◆ Extrait de page:
===============

12.06.12
„Les gens crèvent de faim“ Depuis
de nombreuses années, la société civile se mobilise contre la mise en
place d’accords de libre-échange entre l’Union européenne et les pays
africains notamment, appelés APE (Accords de Partenariat Economique). En
2008, Christiane Taubira avait rédigé un rapport très critique envers
les négociations APE. Aujourd’hui, elle est Ministre de la Justice.Lettre ouverte à Madame Christiane Taubira, Ministre française de la Justice.
Madame la Ministre,
Vivant au Burkina Faso depuis 1965, j’ai participé en 2004 à la mise
en place d’une coalition dénommée : „Pas d’APE sans Souveraineté
Alimentaire“. Nous voulions manifester par là notre refus de négocier
des Accords de Partenariat Économique avec l’Europe, sans un préalable :
la reconnaissance du droit de Souveraineté Alimentaire.
De votre côté, le 16 juin 2008, vous avez remis votre rapport sur les
Accords de Partenariat Économique (APE) au Président Sarkozy. Rapport
qui a pour sous-titre : „Et si la Politique se mêlait enfin des affaires
du monde ?“1 À cette occasion, interrogée par la presse, vous avez dit :
„Les gens crèvent de faim !“
Vous avez eu raison de vous indigner. Vous avez fait comprendre que
répondre à la faim en Afrique (et dans les Caraïbes et le Pacifique) par
des accords de libre-échange qui vont enrichir l’Europe, c’est tragique
et indigne. Vous avez dit (et je vous en remercie), en parlant des
participants au sommet mondial de la FAO à Rome en juillet 2008 : „Ce
sont des gens confortablement installés dans leur bulle, qui font des
discours, mais rien de sérieux. Il ne s’agit plus de débloquer des
enveloppes d’aide alimentaire. Même la Banque mondiale et le FMI
débloquent aujourd’hui des enveloppes. Pendant 25 ans, ces institutions
ont foutu les pays du sud à genoux, avec leur politique d’ajustement
structurel, et aujourd’hui, elles donnent des aides d’urgence. Il faut
arrêter de se foutre du monde. Les gens crèvent de faim !“
Merci pour votre indignation. Mais l’indignation ne suffit plus.

===============

◆ Fiches issues d'une collection:
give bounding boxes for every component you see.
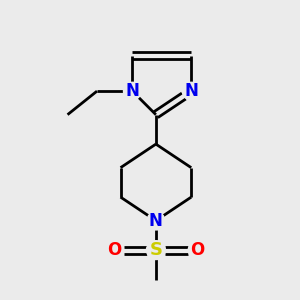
Text: N: N [125,82,139,100]
Text: N: N [149,212,163,230]
Text: O: O [190,241,204,259]
Circle shape [124,82,141,100]
Circle shape [146,241,165,260]
Text: N: N [184,82,198,100]
Text: S: S [149,241,162,259]
Circle shape [147,212,165,230]
Text: O: O [107,241,122,259]
Circle shape [182,82,200,100]
Circle shape [188,241,206,259]
Circle shape [106,241,124,259]
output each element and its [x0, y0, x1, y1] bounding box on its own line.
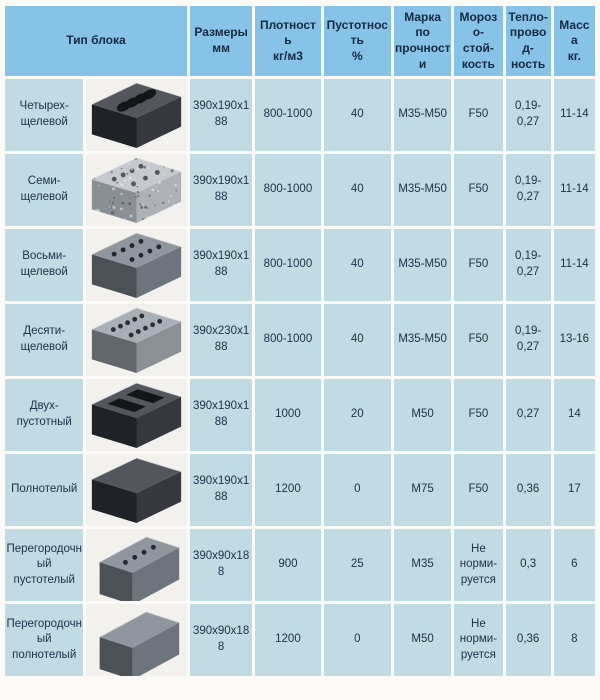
cell-conductivity: 0,19- 0,27: [505, 229, 551, 301]
cell-density: 800-1000: [255, 229, 321, 301]
cell-block-type: Двух- пустотный: [5, 379, 84, 451]
header-density: Плотност ь кг/м3: [255, 6, 321, 76]
cell-conductivity: 0,36: [505, 454, 551, 526]
blocks-spec-table: Тип блока Размеры мм Плотност ь кг/м3 Пу…: [2, 3, 598, 679]
cell-hollowness: 40: [323, 154, 391, 226]
cell-frost: Не норми- руется: [454, 529, 503, 601]
header-frost-resistance: Мороз о- стой- кость: [454, 6, 503, 76]
cell-dimensions: 390х230х1 88: [189, 304, 253, 376]
header-mass: Масс а кг.: [553, 6, 595, 76]
cell-conductivity: 0,3: [505, 529, 551, 601]
cell-conductivity: 0,36: [505, 604, 551, 676]
cell-mass: 17: [553, 454, 595, 526]
cell-strength: М35-М50: [393, 154, 452, 226]
cell-mass: 11-14: [553, 229, 595, 301]
cell-mass: 6: [553, 529, 595, 601]
cell-photo: [86, 529, 187, 601]
cell-dimensions: 390х190х1 88: [189, 229, 253, 301]
cell-density: 900: [255, 529, 321, 601]
table-row: Четырех- щелевой 390х190х1 88 800-1000 4…: [5, 79, 595, 151]
table-row: Перегородочн ый полнотелый 390х90х18 8 1…: [5, 604, 595, 676]
table-row: Двух- пустотный 390х190х1 88 1000 20 М50…: [5, 379, 595, 451]
cell-hollowness: 40: [323, 229, 391, 301]
cell-photo: [86, 79, 187, 151]
cell-dimensions: 390х190х1 88: [189, 79, 253, 151]
two-hollow-block-photo: [86, 379, 187, 451]
header-block-type: Тип блока: [5, 6, 187, 76]
cell-hollowness: 0: [323, 604, 391, 676]
header-thermal-conductivity: Тепло- прово д- ность: [505, 6, 551, 76]
cell-block-type: Четырех- щелевой: [5, 79, 84, 151]
cell-density: 800-1000: [255, 154, 321, 226]
cell-mass: 8: [553, 604, 595, 676]
cell-photo: [86, 229, 187, 301]
cell-dimensions: 390х190х1 88: [189, 379, 253, 451]
cell-strength: М35-М50: [393, 229, 452, 301]
table-row: Полнотелый 390х190х1 88 1200 0 М75 F50 0…: [5, 454, 595, 526]
cell-block-type: Семи- щелевой: [5, 154, 84, 226]
cell-hollowness: 40: [323, 79, 391, 151]
cell-block-type: Перегородочн ый пустотелый: [5, 529, 84, 601]
cell-density: 1200: [255, 454, 321, 526]
cell-photo: [86, 154, 187, 226]
cell-frost: F50: [454, 454, 503, 526]
header-row: Тип блока Размеры мм Плотност ь кг/м3 Пу…: [5, 6, 595, 76]
cell-dimensions: 390х190х1 88: [189, 154, 253, 226]
cell-conductivity: 0,19- 0,27: [505, 304, 551, 376]
cell-density: 800-1000: [255, 304, 321, 376]
eight-slot-block-photo: [86, 229, 187, 301]
cell-frost: F50: [454, 154, 503, 226]
cell-frost: Не норми- руется: [454, 604, 503, 676]
partition-hollow-block-photo: [86, 529, 187, 601]
cell-frost: F50: [454, 229, 503, 301]
cell-conductivity: 0,19- 0,27: [505, 154, 551, 226]
cell-block-type: Десяти- щелевой: [5, 304, 84, 376]
table-row: Десяти- щелевой 390х230х1 88 800-1000 40…: [5, 304, 595, 376]
table-row: Восьми- щелевой 390х190х1 88 800-1000 40…: [5, 229, 595, 301]
header-dimensions: Размеры мм: [189, 6, 253, 76]
cell-block-type: Полнотелый: [5, 454, 84, 526]
cell-conductivity: 0,27: [505, 379, 551, 451]
cell-strength: М35-М50: [393, 304, 452, 376]
header-strength-grade: Марка по прочност и: [393, 6, 452, 76]
ten-slot-block-photo: [86, 304, 187, 376]
partition-solid-block-photo: [86, 604, 187, 676]
cell-block-type: Восьми- щелевой: [5, 229, 84, 301]
cell-hollowness: 0: [323, 454, 391, 526]
cell-strength: М35: [393, 529, 452, 601]
table-row: Семи- щелевой 390х190х1 88 800-1000 40 М…: [5, 154, 595, 226]
cell-photo: [86, 604, 187, 676]
cell-hollowness: 40: [323, 304, 391, 376]
solid-block-photo: [86, 454, 187, 526]
cell-strength: М50: [393, 604, 452, 676]
cell-hollowness: 25: [323, 529, 391, 601]
cell-mass: 11-14: [553, 79, 595, 151]
table-row: Перегородочн ый пустотелый 390х90х18 8 9…: [5, 529, 595, 601]
cell-density: 1000: [255, 379, 321, 451]
cell-dimensions: 390х90х18 8: [189, 529, 253, 601]
cell-strength: М75: [393, 454, 452, 526]
cell-mass: 13-16: [553, 304, 595, 376]
cell-dimensions: 390х190х1 88: [189, 454, 253, 526]
cell-density: 800-1000: [255, 79, 321, 151]
cell-strength: М35-М50: [393, 79, 452, 151]
cell-frost: F50: [454, 304, 503, 376]
cell-density: 1200: [255, 604, 321, 676]
cell-block-type: Перегородочн ый полнотелый: [5, 604, 84, 676]
page: Тип блока Размеры мм Плотност ь кг/м3 Пу…: [2, 3, 598, 679]
cell-frost: F50: [454, 79, 503, 151]
cell-mass: 14: [553, 379, 595, 451]
header-hollowness: Пустотнос ть %: [323, 6, 391, 76]
cell-mass: 11-14: [553, 154, 595, 226]
cell-photo: [86, 304, 187, 376]
cell-conductivity: 0,19- 0,27: [505, 79, 551, 151]
cell-photo: [86, 379, 187, 451]
cell-dimensions: 390х90х18 8: [189, 604, 253, 676]
cell-hollowness: 20: [323, 379, 391, 451]
four-slot-block-photo: [86, 79, 187, 151]
cell-strength: М50: [393, 379, 452, 451]
cell-frost: F50: [454, 379, 503, 451]
cell-photo: [86, 454, 187, 526]
seven-slot-block-photo: [86, 154, 187, 226]
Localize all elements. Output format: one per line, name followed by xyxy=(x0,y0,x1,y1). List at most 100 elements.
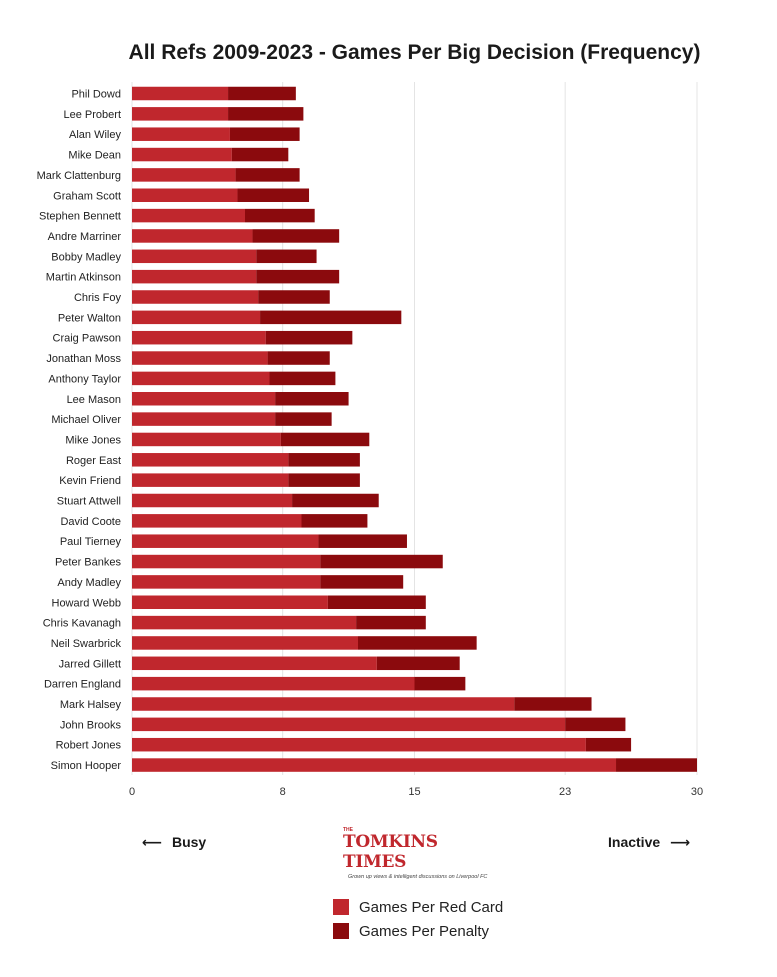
bar-penalty xyxy=(237,188,310,202)
bar-red-card xyxy=(132,453,289,467)
category-label: Peter Bankes xyxy=(55,557,122,569)
category-label: Jonathan Moss xyxy=(46,353,121,365)
category-label: Chris Kavanagh xyxy=(43,618,121,630)
bar-penalty xyxy=(585,737,632,752)
legend-item-penalty: Games Per Penalty xyxy=(333,919,503,943)
bar-penalty xyxy=(258,290,330,304)
bar-red-card xyxy=(132,514,302,528)
bar-red-card xyxy=(132,554,321,569)
bar-red-card xyxy=(132,493,293,508)
bar-penalty xyxy=(265,330,353,345)
category-label: Howard Webb xyxy=(52,597,122,609)
bar-red-card xyxy=(132,208,245,223)
bar-penalty xyxy=(356,615,426,630)
bar-penalty xyxy=(275,412,332,426)
inactive-hint: Inactive ⟶ xyxy=(608,834,690,851)
legend-swatch-red-card xyxy=(333,899,349,915)
x-tick-label: 23 xyxy=(559,786,571,798)
bar-penalty xyxy=(260,310,402,325)
category-label: Mike Dean xyxy=(68,150,121,162)
chart-title: All Refs 2009-2023 - Games Per Big Decis… xyxy=(128,41,701,64)
bar-penalty xyxy=(267,351,330,365)
bar-red-card xyxy=(132,249,257,264)
category-label: Peter Walton xyxy=(58,312,121,324)
category-label: Simon Hooper xyxy=(51,760,122,772)
category-label: Darren England xyxy=(44,679,121,691)
bar-penalty xyxy=(301,514,368,528)
bar-penalty xyxy=(616,758,697,772)
category-label: Chris Foy xyxy=(74,292,122,304)
bar-red-card xyxy=(132,717,566,732)
bar-penalty xyxy=(414,676,466,691)
legend-label-red-card: Games Per Red Card xyxy=(359,898,504,916)
bar-red-card xyxy=(132,86,229,101)
bar-red-card xyxy=(132,636,358,650)
x-tick-label: 0 xyxy=(129,786,135,798)
bar-penalty xyxy=(514,697,592,711)
bar-red-card xyxy=(132,107,229,121)
bar-penalty xyxy=(228,86,296,101)
category-label: Alan Wiley xyxy=(69,129,121,141)
bar-penalty xyxy=(327,595,426,609)
legend-swatch-penalty xyxy=(333,923,349,939)
bar-penalty xyxy=(288,473,360,487)
category-label: Craig Pawson xyxy=(53,333,121,345)
category-label: Paul Tierney xyxy=(60,536,122,548)
bar-penalty xyxy=(252,229,340,243)
bar-red-card xyxy=(132,615,357,630)
bar-penalty xyxy=(318,534,407,548)
right-arrow-icon: ⟶ xyxy=(670,834,691,850)
category-label: David Coote xyxy=(60,516,121,528)
bar-red-card xyxy=(132,229,253,243)
bar-red-card xyxy=(132,147,232,162)
bar-red-card xyxy=(132,371,270,386)
bar-penalty xyxy=(275,392,349,406)
bar-red-card xyxy=(132,595,328,609)
category-label: Phil Dowd xyxy=(71,89,121,101)
bar-red-card xyxy=(132,392,276,406)
busy-hint: ⟵ Busy xyxy=(142,834,206,851)
bar-red-card xyxy=(132,412,276,426)
inactive-label: Inactive xyxy=(608,834,661,850)
bar-penalty xyxy=(376,656,460,671)
bar-penalty xyxy=(245,208,315,223)
logo-small-text: THE xyxy=(343,827,353,833)
bar-red-card xyxy=(132,188,238,202)
category-label: Neil Swarbrick xyxy=(51,638,122,650)
bar-penalty xyxy=(358,636,477,650)
category-label: Mark Clattenburg xyxy=(37,170,121,182)
bar-red-card xyxy=(132,473,289,487)
logo-tagline: Grown up views & intelligent discussions… xyxy=(348,874,488,880)
bar-penalty xyxy=(320,554,443,569)
bar-red-card xyxy=(132,127,230,141)
stacked-bar-chart: 0 8 15 23 30 Phil Dowd Lee Probert Alan Wiley Mi… xyxy=(37,82,703,798)
category-label: Anthony Taylor xyxy=(48,373,121,385)
bar-red-card xyxy=(132,697,515,711)
bar-penalty xyxy=(235,168,300,182)
bar-penalty xyxy=(269,371,336,386)
bar-penalty xyxy=(256,269,340,284)
category-label: Jarred Gillett xyxy=(59,658,121,670)
logo-name: TOMKINS TIMES xyxy=(343,832,438,872)
category-label: Graham Scott xyxy=(53,190,121,202)
category-label: Roger East xyxy=(66,455,121,467)
bar-red-card xyxy=(132,758,617,772)
category-label: Lee Probert xyxy=(64,109,121,121)
legend-item-red-card: Games Per Red Card xyxy=(333,895,503,919)
bar-penalty xyxy=(231,147,289,162)
category-label: Andre Marriner xyxy=(48,231,122,243)
bar-red-card xyxy=(132,310,261,325)
category-label: Stuart Attwell xyxy=(57,496,121,508)
category-label: Andy Madley xyxy=(57,577,121,589)
bar-red-card xyxy=(132,290,259,304)
category-label: John Brooks xyxy=(60,719,122,731)
bar-penalty xyxy=(228,107,304,121)
bar-penalty xyxy=(288,453,360,467)
category-label: Bobby Madley xyxy=(51,251,121,263)
legend-label-penalty: Games Per Penalty xyxy=(359,922,490,940)
bar-penalty xyxy=(229,127,300,141)
left-arrow-icon: ⟵ xyxy=(142,834,163,850)
bar-penalty xyxy=(256,249,317,264)
bar-penalty xyxy=(565,717,626,732)
category-label: Mark Halsey xyxy=(60,699,122,711)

===============

◆ Objectif: D'après la lettre ouverte à Christiane Taubira, en quelle année la coalition « Pas d'APE sans Souveraineté Alimentaire » a-t-elle été mise en place ?

◆ Exercice corrigé: En 2004.